### Problem to work on
Write out the records below once more, exactly as they stand.

-- start of Entries provided --

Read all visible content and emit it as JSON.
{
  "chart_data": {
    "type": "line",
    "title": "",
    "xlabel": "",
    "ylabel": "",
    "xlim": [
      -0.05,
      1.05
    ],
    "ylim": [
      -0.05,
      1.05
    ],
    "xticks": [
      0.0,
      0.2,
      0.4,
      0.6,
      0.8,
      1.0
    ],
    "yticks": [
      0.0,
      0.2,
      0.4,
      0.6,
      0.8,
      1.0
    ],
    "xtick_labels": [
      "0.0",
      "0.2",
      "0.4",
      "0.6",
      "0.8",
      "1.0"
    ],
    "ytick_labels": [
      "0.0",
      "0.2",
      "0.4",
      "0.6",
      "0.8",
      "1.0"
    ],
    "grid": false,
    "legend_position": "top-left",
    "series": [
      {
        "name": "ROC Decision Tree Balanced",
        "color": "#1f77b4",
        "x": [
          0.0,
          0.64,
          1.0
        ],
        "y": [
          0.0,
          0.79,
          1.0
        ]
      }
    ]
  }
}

-- end of Entries provided --

### Exercise answer
Read all visible content and emit it as JSON.
{
  "chart_data": {
    "type": "line",
    "title": "",
    "xlabel": "",
    "ylabel": "",
    "xlim": [
      -0.05,
      1.05
    ],
    "ylim": [
      -0.05,
      1.05
    ],
    "xticks": [
      0.0,
      0.2,
      0.4,
      0.6,
      0.8,
      1.0
    ],
    "yticks": [
      0.0,
      0.2,
      0.4,
      0.6,
      0.8,
      1.0
    ],
    "xtick_labels": [
      "0.0",
      "0.2",
      "0.4",
      "0.6",
      "0.8",
      "1.0"
    ],
    "ytick_labels": [
      "0.0",
      "0.2",
      "0.4",
      "0.6",
      "0.8",
      "1.0"
    ],
    "grid": false,
    "legend_position": "top-left",
    "series": [
      {
        "name": "ROC Decision Tree Balanced",
        "color": "#1f77b4",
        "x": [
          0.0,
          0.64,
          1.0
        ],
        "y": [
          0.0,
          0.79,
          1.0
        ]
      }
    ]
  }
}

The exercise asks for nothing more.